■ Given data:
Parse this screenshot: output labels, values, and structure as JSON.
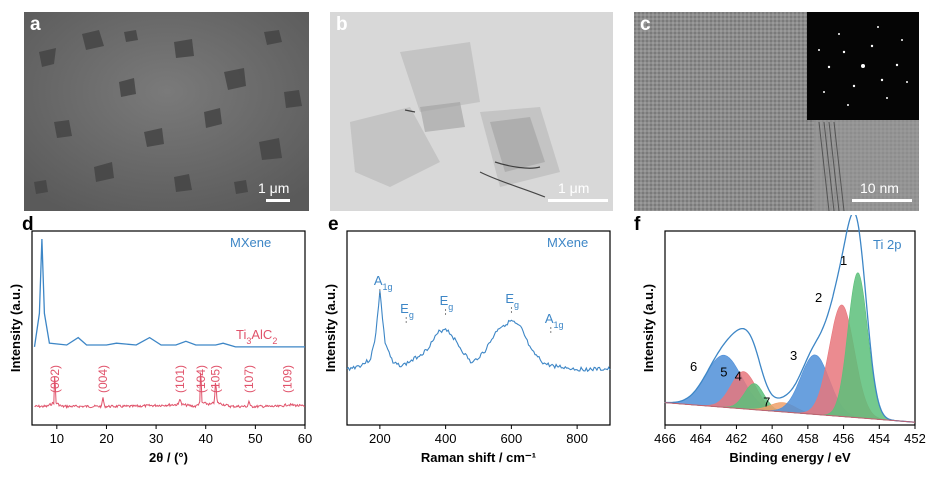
{
  "panels": {
    "a": {
      "label": "a",
      "scale": "1 μm"
    },
    "b": {
      "label": "b",
      "scale": "1 μm"
    },
    "c": {
      "label": "c",
      "scale": "10 nm"
    },
    "d": {
      "label": "d"
    },
    "e": {
      "label": "e"
    },
    "f": {
      "label": "f"
    }
  },
  "colors": {
    "mxene": "#3d86c6",
    "max": "#e0526a",
    "green": "#5cc07a",
    "red": "#e8777c",
    "orange": "#f0a06a",
    "blue": "#4f8fd8"
  },
  "chart_data": [
    {
      "type": "line",
      "panel": "d",
      "xlabel": "2θ / (°)",
      "ylabel": "Intensity (a.u.)",
      "xlim": [
        5,
        60
      ],
      "xticks": [
        10,
        20,
        30,
        40,
        50,
        60
      ],
      "series": [
        {
          "name": "MXene",
          "x": [
            5.5,
            6.5,
            7,
            7.5,
            8.5,
            12,
            14.3,
            16,
            20,
            22,
            26,
            28.7,
            31,
            34,
            36,
            38,
            42,
            43.5,
            46,
            50,
            54,
            58,
            60
          ],
          "values": [
            0.42,
            0.6,
            1.0,
            0.6,
            0.44,
            0.43,
            0.47,
            0.43,
            0.43,
            0.44,
            0.43,
            0.47,
            0.43,
            0.43,
            0.45,
            0.43,
            0.43,
            0.44,
            0.42,
            0.42,
            0.42,
            0.42,
            0.42
          ]
        },
        {
          "name": "Ti3AlC2",
          "x": [
            5.5,
            8,
            9.4,
            9.6,
            9.8,
            11,
            19,
            19.3,
            19.6,
            25,
            34.5,
            34.8,
            35.1,
            38,
            38.8,
            39,
            39.2,
            41,
            41.7,
            42,
            42.3,
            45,
            48.4,
            48.7,
            49,
            55,
            56.5,
            60
          ],
          "values": [
            0.1,
            0.1,
            0.12,
            0.3,
            0.12,
            0.1,
            0.1,
            0.15,
            0.1,
            0.1,
            0.11,
            0.15,
            0.11,
            0.1,
            0.12,
            0.33,
            0.12,
            0.11,
            0.12,
            0.24,
            0.12,
            0.1,
            0.1,
            0.13,
            0.1,
            0.1,
            0.11,
            0.1
          ]
        }
      ],
      "annotations": [
        {
          "text": "MXene",
          "color": "#3d86c6"
        },
        {
          "text": "Ti",
          "sub": "3",
          "tail": "AlC",
          "sub2": "2",
          "color": "#e0526a"
        },
        {
          "text": "(002)",
          "x": 9.6
        },
        {
          "text": "(004)",
          "x": 19.3
        },
        {
          "text": "(101)",
          "x": 34.8
        },
        {
          "text": "(104)",
          "x": 39
        },
        {
          "text": "(105)",
          "x": 42
        },
        {
          "text": "(107)",
          "x": 48.7
        },
        {
          "text": "(109)",
          "x": 56.5
        }
      ]
    },
    {
      "type": "line",
      "panel": "e",
      "xlabel": "Raman shift / cm⁻¹",
      "ylabel": "Intensity (a.u.)",
      "xlim": [
        100,
        900
      ],
      "xticks": [
        200,
        400,
        600,
        800
      ],
      "series": [
        {
          "name": "MXene",
          "x": [
            100,
            140,
            170,
            185,
            200,
            215,
            240,
            270,
            300,
            340,
            380,
            400,
            420,
            450,
            480,
            520,
            560,
            600,
            630,
            660,
            700,
            720,
            760,
            800,
            860,
            900
          ],
          "values": [
            0.3,
            0.32,
            0.35,
            0.45,
            0.72,
            0.45,
            0.33,
            0.32,
            0.35,
            0.4,
            0.5,
            0.52,
            0.48,
            0.4,
            0.33,
            0.4,
            0.52,
            0.56,
            0.52,
            0.4,
            0.33,
            0.32,
            0.31,
            0.3,
            0.3,
            0.3
          ]
        }
      ],
      "annotations": [
        {
          "text": "MXene",
          "color": "#3d86c6"
        },
        {
          "text": "A",
          "sub": "1g",
          "x": 200
        },
        {
          "text": "E",
          "sub": "g",
          "x": 280
        },
        {
          "text": "E",
          "sub": "g",
          "x": 400
        },
        {
          "text": "E",
          "sub": "g",
          "x": 600
        },
        {
          "text": "A",
          "sub": "1g",
          "x": 720
        }
      ]
    },
    {
      "type": "area",
      "panel": "f",
      "xlabel": "Binding energy / eV",
      "ylabel": "Intensity (a.u.)",
      "xlim": [
        466,
        452
      ],
      "xticks": [
        466,
        464,
        462,
        460,
        458,
        456,
        454,
        452
      ],
      "title": "Ti 2p",
      "peaks": [
        {
          "label": "1",
          "center": 455.2,
          "height": 0.78,
          "width": 0.55,
          "color": "#5cc07a"
        },
        {
          "label": "2",
          "center": 456.1,
          "height": 0.6,
          "width": 0.7,
          "color": "#e8777c"
        },
        {
          "label": "3",
          "center": 457.6,
          "height": 0.32,
          "width": 0.8,
          "color": "#4f8fd8"
        },
        {
          "label": "4",
          "center": 461.0,
          "height": 0.14,
          "width": 0.55,
          "color": "#5cc07a"
        },
        {
          "label": "5",
          "center": 461.6,
          "height": 0.2,
          "width": 0.7,
          "color": "#e8777c"
        },
        {
          "label": "6",
          "center": 462.7,
          "height": 0.28,
          "width": 1.0,
          "color": "#4f8fd8"
        },
        {
          "label": "7",
          "center": 459.4,
          "height": 0.05,
          "width": 0.7,
          "color": "#f0a06a"
        }
      ]
    }
  ]
}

■ Stated goal:
All the material shown above is to be copied exactly, with no pictures carried over.

■ Problem solution:
Parse this screenshot: output labels, values, and structure as JSON.
{
  "panels": {
    "a": {
      "label": "a",
      "scale": "1 μm"
    },
    "b": {
      "label": "b",
      "scale": "1 μm"
    },
    "c": {
      "label": "c",
      "scale": "10 nm"
    },
    "d": {
      "label": "d"
    },
    "e": {
      "label": "e"
    },
    "f": {
      "label": "f"
    }
  },
  "colors": {
    "mxene": "#3d86c6",
    "max": "#e0526a",
    "green": "#5cc07a",
    "red": "#e8777c",
    "orange": "#f0a06a",
    "blue": "#4f8fd8"
  },
  "chart_data": [
    {
      "type": "line",
      "panel": "d",
      "xlabel": "2θ / (°)",
      "ylabel": "Intensity (a.u.)",
      "xlim": [
        5,
        60
      ],
      "xticks": [
        10,
        20,
        30,
        40,
        50,
        60
      ],
      "series": [
        {
          "name": "MXene",
          "x": [
            5.5,
            6.5,
            7,
            7.5,
            8.5,
            12,
            14.3,
            16,
            20,
            22,
            26,
            28.7,
            31,
            34,
            36,
            38,
            42,
            43.5,
            46,
            50,
            54,
            58,
            60
          ],
          "values": [
            0.42,
            0.6,
            1.0,
            0.6,
            0.44,
            0.43,
            0.47,
            0.43,
            0.43,
            0.44,
            0.43,
            0.47,
            0.43,
            0.43,
            0.45,
            0.43,
            0.43,
            0.44,
            0.42,
            0.42,
            0.42,
            0.42,
            0.42
          ]
        },
        {
          "name": "Ti3AlC2",
          "x": [
            5.5,
            8,
            9.4,
            9.6,
            9.8,
            11,
            19,
            19.3,
            19.6,
            25,
            34.5,
            34.8,
            35.1,
            38,
            38.8,
            39,
            39.2,
            41,
            41.7,
            42,
            42.3,
            45,
            48.4,
            48.7,
            49,
            55,
            56.5,
            60
          ],
          "values": [
            0.1,
            0.1,
            0.12,
            0.3,
            0.12,
            0.1,
            0.1,
            0.15,
            0.1,
            0.1,
            0.11,
            0.15,
            0.11,
            0.1,
            0.12,
            0.33,
            0.12,
            0.11,
            0.12,
            0.24,
            0.12,
            0.1,
            0.1,
            0.13,
            0.1,
            0.1,
            0.11,
            0.1
          ]
        }
      ],
      "annotations": [
        {
          "text": "MXene",
          "color": "#3d86c6"
        },
        {
          "text": "Ti",
          "sub": "3",
          "tail": "AlC",
          "sub2": "2",
          "color": "#e0526a"
        },
        {
          "text": "(002)",
          "x": 9.6
        },
        {
          "text": "(004)",
          "x": 19.3
        },
        {
          "text": "(101)",
          "x": 34.8
        },
        {
          "text": "(104)",
          "x": 39
        },
        {
          "text": "(105)",
          "x": 42
        },
        {
          "text": "(107)",
          "x": 48.7
        },
        {
          "text": "(109)",
          "x": 56.5
        }
      ]
    },
    {
      "type": "line",
      "panel": "e",
      "xlabel": "Raman shift / cm⁻¹",
      "ylabel": "Intensity (a.u.)",
      "xlim": [
        100,
        900
      ],
      "xticks": [
        200,
        400,
        600,
        800
      ],
      "series": [
        {
          "name": "MXene",
          "x": [
            100,
            140,
            170,
            185,
            200,
            215,
            240,
            270,
            300,
            340,
            380,
            400,
            420,
            450,
            480,
            520,
            560,
            600,
            630,
            660,
            700,
            720,
            760,
            800,
            860,
            900
          ],
          "values": [
            0.3,
            0.32,
            0.35,
            0.45,
            0.72,
            0.45,
            0.33,
            0.32,
            0.35,
            0.4,
            0.5,
            0.52,
            0.48,
            0.4,
            0.33,
            0.4,
            0.52,
            0.56,
            0.52,
            0.4,
            0.33,
            0.32,
            0.31,
            0.3,
            0.3,
            0.3
          ]
        }
      ],
      "annotations": [
        {
          "text": "MXene",
          "color": "#3d86c6"
        },
        {
          "text": "A",
          "sub": "1g",
          "x": 200
        },
        {
          "text": "E",
          "sub": "g",
          "x": 280
        },
        {
          "text": "E",
          "sub": "g",
          "x": 400
        },
        {
          "text": "E",
          "sub": "g",
          "x": 600
        },
        {
          "text": "A",
          "sub": "1g",
          "x": 720
        }
      ]
    },
    {
      "type": "area",
      "panel": "f",
      "xlabel": "Binding energy / eV",
      "ylabel": "Intensity (a.u.)",
      "xlim": [
        466,
        452
      ],
      "xticks": [
        466,
        464,
        462,
        460,
        458,
        456,
        454,
        452
      ],
      "title": "Ti 2p",
      "peaks": [
        {
          "label": "1",
          "center": 455.2,
          "height": 0.78,
          "width": 0.55,
          "color": "#5cc07a"
        },
        {
          "label": "2",
          "center": 456.1,
          "height": 0.6,
          "width": 0.7,
          "color": "#e8777c"
        },
        {
          "label": "3",
          "center": 457.6,
          "height": 0.32,
          "width": 0.8,
          "color": "#4f8fd8"
        },
        {
          "label": "4",
          "center": 461.0,
          "height": 0.14,
          "width": 0.55,
          "color": "#5cc07a"
        },
        {
          "label": "5",
          "center": 461.6,
          "height": 0.2,
          "width": 0.7,
          "color": "#e8777c"
        },
        {
          "label": "6",
          "center": 462.7,
          "height": 0.28,
          "width": 1.0,
          "color": "#4f8fd8"
        },
        {
          "label": "7",
          "center": 459.4,
          "height": 0.05,
          "width": 0.7,
          "color": "#f0a06a"
        }
      ]
    }
  ]
}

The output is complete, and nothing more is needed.